* PASSAGE SHOWN *
Middleware for the mock-service-worker
The mock-service-worker can be used to mock backends. You can use it in tests, but also in demos. Unlike real http-server frameworks like express.js, the mock-service-worker does not have that notion have "middleware", and I struggled a bit my mock-authentication for the Gachou demo implemented... Here is a solution, and may be feature-suggestion for the Mock Service Worker team.
Motivation
It may sound a bit crazy, but I have used the mock-service-worker library to run a mock-backend for my Gachou demo, which is hosted completely on GitLab Pages. You can not do a lot there, just log in and add users. Everything is stored locally in your browser, but the requests are handled by mock-service-worker so that it even looks real in the dev-tool’s network-tab.

* TASK ITEM *
According to the passage on mock-service-worker middleware, where is the Gachou demo hosted?

* LISTED ENTRIES *
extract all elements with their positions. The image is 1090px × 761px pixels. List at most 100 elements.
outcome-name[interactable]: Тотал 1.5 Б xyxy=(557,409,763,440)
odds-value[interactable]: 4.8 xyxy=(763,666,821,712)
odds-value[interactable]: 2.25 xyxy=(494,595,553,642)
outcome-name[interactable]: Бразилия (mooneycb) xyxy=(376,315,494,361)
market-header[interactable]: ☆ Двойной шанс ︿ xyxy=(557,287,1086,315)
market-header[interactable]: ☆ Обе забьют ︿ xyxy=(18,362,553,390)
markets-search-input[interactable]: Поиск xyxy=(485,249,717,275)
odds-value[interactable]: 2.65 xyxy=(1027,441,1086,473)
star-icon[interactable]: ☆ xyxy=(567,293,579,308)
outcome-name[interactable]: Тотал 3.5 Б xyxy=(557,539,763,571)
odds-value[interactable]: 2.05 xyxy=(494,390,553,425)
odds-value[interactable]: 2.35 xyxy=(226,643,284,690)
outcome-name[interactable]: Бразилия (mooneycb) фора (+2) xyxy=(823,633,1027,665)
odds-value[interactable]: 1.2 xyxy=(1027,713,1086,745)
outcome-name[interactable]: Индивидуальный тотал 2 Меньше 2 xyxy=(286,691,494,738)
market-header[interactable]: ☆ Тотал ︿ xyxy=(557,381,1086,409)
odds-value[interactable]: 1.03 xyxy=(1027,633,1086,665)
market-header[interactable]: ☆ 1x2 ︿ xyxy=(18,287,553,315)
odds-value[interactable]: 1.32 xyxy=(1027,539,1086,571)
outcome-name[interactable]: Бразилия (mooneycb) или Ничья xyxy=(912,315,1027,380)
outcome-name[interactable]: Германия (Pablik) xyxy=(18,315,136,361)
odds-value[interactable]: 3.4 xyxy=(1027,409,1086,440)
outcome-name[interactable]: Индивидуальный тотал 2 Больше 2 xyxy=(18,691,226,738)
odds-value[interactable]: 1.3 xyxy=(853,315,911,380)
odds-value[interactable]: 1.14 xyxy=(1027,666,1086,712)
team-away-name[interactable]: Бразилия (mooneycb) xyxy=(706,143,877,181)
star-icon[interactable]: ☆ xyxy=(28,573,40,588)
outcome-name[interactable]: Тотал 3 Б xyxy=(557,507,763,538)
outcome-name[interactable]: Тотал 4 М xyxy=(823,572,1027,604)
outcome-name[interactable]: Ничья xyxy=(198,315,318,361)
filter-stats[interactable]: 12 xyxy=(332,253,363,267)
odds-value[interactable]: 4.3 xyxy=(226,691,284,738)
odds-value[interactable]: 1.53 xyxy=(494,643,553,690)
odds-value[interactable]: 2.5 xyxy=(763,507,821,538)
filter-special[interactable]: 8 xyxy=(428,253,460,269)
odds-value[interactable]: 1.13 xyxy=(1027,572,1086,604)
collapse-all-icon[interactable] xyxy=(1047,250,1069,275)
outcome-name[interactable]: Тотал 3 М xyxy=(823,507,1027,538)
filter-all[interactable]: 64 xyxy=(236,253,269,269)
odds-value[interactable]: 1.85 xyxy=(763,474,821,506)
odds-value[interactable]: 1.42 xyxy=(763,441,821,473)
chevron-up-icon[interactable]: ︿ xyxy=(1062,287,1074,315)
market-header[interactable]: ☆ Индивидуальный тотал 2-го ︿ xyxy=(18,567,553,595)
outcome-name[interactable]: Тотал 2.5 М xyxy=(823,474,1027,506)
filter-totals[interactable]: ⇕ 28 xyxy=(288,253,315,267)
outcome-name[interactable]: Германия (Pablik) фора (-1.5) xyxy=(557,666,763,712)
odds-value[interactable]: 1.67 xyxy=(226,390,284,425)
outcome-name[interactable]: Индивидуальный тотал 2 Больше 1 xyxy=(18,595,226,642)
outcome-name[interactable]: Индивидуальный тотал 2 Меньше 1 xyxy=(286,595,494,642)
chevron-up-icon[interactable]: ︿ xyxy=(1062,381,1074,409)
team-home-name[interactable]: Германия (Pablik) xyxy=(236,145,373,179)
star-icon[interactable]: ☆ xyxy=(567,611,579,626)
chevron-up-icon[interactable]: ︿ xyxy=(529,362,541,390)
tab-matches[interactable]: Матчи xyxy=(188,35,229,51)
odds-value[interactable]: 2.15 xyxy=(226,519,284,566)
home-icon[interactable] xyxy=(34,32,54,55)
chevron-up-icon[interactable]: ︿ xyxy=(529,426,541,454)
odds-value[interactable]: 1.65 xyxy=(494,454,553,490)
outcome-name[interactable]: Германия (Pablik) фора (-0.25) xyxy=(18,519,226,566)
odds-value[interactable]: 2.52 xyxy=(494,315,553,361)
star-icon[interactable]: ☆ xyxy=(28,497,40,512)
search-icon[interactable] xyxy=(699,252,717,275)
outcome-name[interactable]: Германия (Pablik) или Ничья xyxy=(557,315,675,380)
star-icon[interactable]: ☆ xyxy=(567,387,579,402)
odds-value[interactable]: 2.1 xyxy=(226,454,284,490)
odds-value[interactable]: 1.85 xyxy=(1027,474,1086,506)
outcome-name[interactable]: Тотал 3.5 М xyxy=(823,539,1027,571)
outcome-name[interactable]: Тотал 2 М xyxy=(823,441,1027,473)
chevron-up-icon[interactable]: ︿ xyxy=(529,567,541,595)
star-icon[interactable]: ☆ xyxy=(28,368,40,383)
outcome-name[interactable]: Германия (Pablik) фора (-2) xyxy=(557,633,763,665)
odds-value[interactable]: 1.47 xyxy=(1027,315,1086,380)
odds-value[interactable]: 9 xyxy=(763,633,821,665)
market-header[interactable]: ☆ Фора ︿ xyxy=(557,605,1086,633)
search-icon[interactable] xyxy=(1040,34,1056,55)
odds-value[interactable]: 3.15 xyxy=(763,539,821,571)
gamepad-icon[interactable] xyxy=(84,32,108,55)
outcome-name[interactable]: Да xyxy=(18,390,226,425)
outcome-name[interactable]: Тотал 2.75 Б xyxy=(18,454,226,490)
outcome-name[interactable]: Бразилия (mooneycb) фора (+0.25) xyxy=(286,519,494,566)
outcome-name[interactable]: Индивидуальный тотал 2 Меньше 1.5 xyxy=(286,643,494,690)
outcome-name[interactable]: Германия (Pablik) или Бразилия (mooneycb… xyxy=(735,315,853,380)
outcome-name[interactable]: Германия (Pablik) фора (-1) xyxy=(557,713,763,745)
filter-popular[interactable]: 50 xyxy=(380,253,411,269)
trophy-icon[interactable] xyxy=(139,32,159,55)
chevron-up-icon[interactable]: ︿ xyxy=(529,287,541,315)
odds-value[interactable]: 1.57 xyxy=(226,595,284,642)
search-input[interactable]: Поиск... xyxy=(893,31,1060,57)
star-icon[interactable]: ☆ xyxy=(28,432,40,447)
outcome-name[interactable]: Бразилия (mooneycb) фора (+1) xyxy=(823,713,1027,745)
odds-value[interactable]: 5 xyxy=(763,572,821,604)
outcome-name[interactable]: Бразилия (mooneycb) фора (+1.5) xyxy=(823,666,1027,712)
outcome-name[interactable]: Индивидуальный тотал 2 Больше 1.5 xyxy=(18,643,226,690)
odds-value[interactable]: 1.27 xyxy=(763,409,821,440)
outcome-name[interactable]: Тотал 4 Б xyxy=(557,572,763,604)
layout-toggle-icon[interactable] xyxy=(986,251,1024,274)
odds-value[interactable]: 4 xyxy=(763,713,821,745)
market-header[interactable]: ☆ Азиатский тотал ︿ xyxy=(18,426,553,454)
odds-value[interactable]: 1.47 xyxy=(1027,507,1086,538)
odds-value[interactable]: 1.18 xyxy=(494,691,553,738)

* OUTPUT OF THE TASK *
Completely on GitLab Pages.